■ Work instructions ■
Every entry needs to be reproduced exactly.
>> START Recorded data
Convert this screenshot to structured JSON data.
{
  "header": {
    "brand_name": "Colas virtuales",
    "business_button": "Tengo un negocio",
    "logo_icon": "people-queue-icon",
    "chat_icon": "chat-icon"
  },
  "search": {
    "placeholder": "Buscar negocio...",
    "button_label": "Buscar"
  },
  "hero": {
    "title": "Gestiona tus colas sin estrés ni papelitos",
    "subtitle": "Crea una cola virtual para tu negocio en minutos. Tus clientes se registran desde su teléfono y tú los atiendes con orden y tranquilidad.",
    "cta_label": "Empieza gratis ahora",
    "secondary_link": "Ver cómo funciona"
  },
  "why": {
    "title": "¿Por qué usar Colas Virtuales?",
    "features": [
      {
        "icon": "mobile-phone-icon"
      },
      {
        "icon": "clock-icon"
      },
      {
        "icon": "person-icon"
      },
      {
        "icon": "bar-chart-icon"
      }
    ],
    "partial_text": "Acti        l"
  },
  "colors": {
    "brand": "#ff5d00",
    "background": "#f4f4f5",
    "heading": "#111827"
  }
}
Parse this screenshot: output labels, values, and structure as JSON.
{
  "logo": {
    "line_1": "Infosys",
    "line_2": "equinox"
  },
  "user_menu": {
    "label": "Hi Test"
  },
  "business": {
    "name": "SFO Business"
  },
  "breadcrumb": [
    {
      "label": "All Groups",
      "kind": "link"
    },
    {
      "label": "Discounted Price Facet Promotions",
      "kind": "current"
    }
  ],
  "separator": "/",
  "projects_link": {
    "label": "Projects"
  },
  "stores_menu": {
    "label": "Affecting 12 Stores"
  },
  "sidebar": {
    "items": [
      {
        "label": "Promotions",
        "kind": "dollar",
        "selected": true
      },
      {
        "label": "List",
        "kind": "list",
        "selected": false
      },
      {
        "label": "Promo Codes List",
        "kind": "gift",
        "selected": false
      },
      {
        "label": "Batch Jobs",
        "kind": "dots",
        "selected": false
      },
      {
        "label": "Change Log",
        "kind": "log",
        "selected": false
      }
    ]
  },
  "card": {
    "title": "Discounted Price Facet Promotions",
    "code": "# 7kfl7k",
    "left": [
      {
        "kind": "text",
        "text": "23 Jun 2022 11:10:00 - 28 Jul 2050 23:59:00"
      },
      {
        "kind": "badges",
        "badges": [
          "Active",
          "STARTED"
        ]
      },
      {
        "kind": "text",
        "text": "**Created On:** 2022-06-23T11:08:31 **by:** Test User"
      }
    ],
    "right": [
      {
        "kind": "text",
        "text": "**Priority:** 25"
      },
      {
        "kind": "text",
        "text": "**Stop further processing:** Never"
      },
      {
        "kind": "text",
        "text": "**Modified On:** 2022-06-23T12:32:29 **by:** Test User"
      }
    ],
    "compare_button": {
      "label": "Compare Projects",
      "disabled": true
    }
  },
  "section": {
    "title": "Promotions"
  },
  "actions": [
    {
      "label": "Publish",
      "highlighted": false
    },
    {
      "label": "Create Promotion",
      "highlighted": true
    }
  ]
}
>> END Recorded data
■ Solution ■
Convert this screenshot to structured JSON data.
{
  "header": {
    "brand_name": "Colas virtuales",
    "business_button": "Tengo un negocio",
    "logo_icon": "people-queue-icon",
    "chat_icon": "chat-icon"
  },
  "search": {
    "placeholder": "Buscar negocio...",
    "button_label": "Buscar"
  },
  "hero": {
    "title": "Gestiona tus colas sin estrés ni papelitos",
    "subtitle": "Crea una cola virtual para tu negocio en minutos. Tus clientes se registran desde su teléfono y tú los atiendes con orden y tranquilidad.",
    "cta_label": "Empieza gratis ahora",
    "secondary_link": "Ver cómo funciona"
  },
  "why": {
    "title": "¿Por qué usar Colas Virtuales?",
    "features": [
      {
        "icon": "mobile-phone-icon"
      },
      {
        "icon": "clock-icon"
      },
      {
        "icon": "person-icon"
      },
      {
        "icon": "bar-chart-icon"
      }
    ],
    "partial_text": "Acti        l"
  },
  "colors": {
    "brand": "#ff5d00",
    "background": "#f4f4f5",
    "heading": "#111827"
  }
}
Parse this screenshot: output labels, values, and structure as JSON.
{
  "logo": {
    "line_1": "Infosys",
    "line_2": "equinox"
  },
  "user_menu": {
    "label": "Hi Test"
  },
  "business": {
    "name": "SFO Business"
  },
  "breadcrumb": [
    {
      "label": "All Groups",
      "kind": "link"
    },
    {
      "label": "Discounted Price Facet Promotions",
      "kind": "current"
    }
  ],
  "separator": "/",
  "projects_link": {
    "label": "Projects"
  },
  "stores_menu": {
    "label": "Affecting 12 Stores"
  },
  "sidebar": {
    "items": [
      {
        "label": "Promotions",
        "kind": "dollar",
        "selected": true
      },
      {
        "label": "List",
        "kind": "list",
        "selected": false
      },
      {
        "label": "Promo Codes List",
        "kind": "gift",
        "selected": false
      },
      {
        "label": "Batch Jobs",
        "kind": "dots",
        "selected": false
      },
      {
        "label": "Change Log",
        "kind": "log",
        "selected": false
      }
    ]
  },
  "card": {
    "title": "Discounted Price Facet Promotions",
    "code": "# 7kfl7k",
    "left": [
      {
        "kind": "text",
        "text": "23 Jun 2022 11:10:00 - 28 Jul 2050 23:59:00"
      },
      {
        "kind": "badges",
        "badges": [
          "Active",
          "STARTED"
        ]
      },
      {
        "kind": "text",
        "text": "**Created On:** 2022-06-23T11:08:31 **by:** Test User"
      }
    ],
    "right": [
      {
        "kind": "text",
        "text": "**Priority:** 25"
      },
      {
        "kind": "text",
        "text": "**Stop further processing:** Never"
      },
      {
        "kind": "text",
        "text": "**Modified On:** 2022-06-23T12:32:29 **by:** Test User"
      }
    ],
    "compare_button": {
      "label": "Compare Projects",
      "disabled": true
    }
  },
  "section": {
    "title": "Promotions"
  },
  "actions": [
    {
      "label": "Publish",
      "highlighted": false
    },
    {
      "label": "Create Promotion",
      "highlighted": true
    }
  ]
}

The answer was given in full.